— START Provided entries —
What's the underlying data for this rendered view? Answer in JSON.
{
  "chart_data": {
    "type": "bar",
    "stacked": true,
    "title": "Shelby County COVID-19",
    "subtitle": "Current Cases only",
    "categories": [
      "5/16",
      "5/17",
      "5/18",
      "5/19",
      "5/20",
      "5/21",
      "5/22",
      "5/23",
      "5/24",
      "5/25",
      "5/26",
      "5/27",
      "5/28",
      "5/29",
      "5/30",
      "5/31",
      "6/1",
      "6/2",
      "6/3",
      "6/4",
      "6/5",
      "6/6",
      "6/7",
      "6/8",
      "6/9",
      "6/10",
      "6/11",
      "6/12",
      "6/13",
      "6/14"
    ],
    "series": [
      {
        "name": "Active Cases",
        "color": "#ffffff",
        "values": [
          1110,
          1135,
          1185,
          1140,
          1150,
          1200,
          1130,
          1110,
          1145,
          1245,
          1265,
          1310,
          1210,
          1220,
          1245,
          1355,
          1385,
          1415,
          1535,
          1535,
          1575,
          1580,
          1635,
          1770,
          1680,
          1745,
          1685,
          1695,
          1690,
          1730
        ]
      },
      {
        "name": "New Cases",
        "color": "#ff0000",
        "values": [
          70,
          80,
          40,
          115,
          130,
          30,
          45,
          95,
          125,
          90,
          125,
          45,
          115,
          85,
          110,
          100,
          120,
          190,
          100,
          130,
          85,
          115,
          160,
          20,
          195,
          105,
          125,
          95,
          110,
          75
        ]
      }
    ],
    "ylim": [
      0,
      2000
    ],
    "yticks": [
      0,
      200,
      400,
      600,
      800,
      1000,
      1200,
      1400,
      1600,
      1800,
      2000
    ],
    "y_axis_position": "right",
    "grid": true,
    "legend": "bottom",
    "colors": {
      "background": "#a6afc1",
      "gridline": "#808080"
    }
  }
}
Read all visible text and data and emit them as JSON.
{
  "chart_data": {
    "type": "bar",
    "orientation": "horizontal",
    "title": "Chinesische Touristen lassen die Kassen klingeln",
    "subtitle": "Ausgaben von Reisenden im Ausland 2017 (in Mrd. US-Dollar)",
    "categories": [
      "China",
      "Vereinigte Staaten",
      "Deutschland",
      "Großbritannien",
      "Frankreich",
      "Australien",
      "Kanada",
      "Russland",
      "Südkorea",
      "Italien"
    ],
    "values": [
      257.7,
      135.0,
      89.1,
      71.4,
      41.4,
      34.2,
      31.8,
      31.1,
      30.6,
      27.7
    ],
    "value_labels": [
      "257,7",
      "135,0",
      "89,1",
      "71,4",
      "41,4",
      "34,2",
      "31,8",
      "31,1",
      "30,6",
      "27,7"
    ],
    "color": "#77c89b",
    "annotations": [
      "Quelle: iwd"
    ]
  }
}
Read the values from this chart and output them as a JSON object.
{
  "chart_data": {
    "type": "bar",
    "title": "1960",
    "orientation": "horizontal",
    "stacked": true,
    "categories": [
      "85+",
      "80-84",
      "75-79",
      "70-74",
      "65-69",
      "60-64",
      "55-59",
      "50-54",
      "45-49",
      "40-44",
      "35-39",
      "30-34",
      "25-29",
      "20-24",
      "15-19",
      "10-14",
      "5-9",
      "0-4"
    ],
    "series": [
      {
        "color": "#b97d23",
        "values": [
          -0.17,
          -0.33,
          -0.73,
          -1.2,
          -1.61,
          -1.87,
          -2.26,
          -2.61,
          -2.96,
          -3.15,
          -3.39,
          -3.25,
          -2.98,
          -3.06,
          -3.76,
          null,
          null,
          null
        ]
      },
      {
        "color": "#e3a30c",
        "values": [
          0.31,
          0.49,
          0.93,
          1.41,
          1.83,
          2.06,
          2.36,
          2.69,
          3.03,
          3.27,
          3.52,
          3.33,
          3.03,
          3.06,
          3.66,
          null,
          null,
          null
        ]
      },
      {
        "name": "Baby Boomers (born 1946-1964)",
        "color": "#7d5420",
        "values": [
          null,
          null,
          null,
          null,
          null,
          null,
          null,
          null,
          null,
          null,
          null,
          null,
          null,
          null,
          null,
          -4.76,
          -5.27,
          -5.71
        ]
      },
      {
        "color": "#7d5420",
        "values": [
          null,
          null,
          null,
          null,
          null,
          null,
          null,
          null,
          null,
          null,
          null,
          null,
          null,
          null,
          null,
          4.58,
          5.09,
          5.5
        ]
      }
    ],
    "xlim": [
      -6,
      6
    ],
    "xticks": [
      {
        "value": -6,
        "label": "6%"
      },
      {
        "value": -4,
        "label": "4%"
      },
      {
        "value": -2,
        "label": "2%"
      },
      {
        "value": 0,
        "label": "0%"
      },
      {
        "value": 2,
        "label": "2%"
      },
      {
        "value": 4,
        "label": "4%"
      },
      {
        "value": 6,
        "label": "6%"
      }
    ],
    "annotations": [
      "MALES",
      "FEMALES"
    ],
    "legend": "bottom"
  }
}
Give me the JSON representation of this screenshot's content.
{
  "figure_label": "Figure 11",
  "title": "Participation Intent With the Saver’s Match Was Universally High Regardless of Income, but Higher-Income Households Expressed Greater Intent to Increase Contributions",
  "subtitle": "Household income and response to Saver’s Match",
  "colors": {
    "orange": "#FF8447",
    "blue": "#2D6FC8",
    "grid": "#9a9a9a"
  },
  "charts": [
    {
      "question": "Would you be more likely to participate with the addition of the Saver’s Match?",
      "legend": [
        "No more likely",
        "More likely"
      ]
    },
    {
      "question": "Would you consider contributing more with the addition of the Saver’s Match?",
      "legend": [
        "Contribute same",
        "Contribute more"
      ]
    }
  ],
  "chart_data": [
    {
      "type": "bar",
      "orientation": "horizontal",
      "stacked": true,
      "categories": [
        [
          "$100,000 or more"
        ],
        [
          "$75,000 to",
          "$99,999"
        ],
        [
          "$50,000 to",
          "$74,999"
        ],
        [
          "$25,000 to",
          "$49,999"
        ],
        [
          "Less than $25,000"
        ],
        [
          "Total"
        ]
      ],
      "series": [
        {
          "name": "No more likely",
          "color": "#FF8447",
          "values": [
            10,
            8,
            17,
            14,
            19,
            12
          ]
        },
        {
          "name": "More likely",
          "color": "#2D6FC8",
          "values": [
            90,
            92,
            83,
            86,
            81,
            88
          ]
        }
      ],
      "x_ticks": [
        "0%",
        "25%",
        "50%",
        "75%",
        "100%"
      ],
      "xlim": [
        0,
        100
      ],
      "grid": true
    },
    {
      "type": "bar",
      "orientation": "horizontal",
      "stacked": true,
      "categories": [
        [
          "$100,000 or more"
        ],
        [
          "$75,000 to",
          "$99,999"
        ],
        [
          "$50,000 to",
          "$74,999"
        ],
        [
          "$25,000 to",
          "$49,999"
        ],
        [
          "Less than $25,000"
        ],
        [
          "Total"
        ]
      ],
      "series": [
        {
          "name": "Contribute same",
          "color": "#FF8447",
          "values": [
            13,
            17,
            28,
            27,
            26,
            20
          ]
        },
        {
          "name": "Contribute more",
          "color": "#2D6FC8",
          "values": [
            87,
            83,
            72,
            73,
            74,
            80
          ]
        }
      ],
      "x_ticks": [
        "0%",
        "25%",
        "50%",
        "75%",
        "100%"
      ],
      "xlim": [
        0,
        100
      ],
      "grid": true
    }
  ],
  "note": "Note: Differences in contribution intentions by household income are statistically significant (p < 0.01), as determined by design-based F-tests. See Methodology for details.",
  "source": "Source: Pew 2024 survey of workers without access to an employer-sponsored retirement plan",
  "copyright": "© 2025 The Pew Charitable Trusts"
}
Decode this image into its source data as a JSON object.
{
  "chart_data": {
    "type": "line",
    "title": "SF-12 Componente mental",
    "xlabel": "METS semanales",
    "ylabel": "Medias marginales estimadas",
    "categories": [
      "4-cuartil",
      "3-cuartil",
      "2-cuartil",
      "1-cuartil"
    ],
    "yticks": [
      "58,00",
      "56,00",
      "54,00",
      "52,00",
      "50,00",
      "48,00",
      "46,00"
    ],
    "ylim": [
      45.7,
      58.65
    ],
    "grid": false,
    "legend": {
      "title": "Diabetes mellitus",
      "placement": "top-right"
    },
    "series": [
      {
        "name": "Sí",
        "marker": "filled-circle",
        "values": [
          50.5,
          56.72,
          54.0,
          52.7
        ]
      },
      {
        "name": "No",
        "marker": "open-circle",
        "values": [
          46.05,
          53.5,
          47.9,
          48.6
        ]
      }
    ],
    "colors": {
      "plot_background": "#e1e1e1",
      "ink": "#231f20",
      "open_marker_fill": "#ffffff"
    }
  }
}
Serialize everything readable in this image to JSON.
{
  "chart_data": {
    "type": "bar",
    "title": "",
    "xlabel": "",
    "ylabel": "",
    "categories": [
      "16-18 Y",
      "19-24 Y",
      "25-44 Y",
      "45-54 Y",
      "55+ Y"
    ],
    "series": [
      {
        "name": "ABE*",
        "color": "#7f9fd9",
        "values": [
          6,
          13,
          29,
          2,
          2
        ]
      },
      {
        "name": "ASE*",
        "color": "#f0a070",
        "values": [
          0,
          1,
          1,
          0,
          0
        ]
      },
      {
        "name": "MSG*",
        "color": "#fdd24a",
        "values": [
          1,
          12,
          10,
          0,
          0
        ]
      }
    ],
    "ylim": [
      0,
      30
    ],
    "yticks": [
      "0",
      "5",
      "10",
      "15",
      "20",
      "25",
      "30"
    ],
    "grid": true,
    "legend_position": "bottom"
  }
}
— END Provided entries —
# What you are asked to do
Copy each line of the entries that includes the word "ffffff".

# Complete output
        "color": "#ffffff",
      "open_marker_fill": "#ffffff"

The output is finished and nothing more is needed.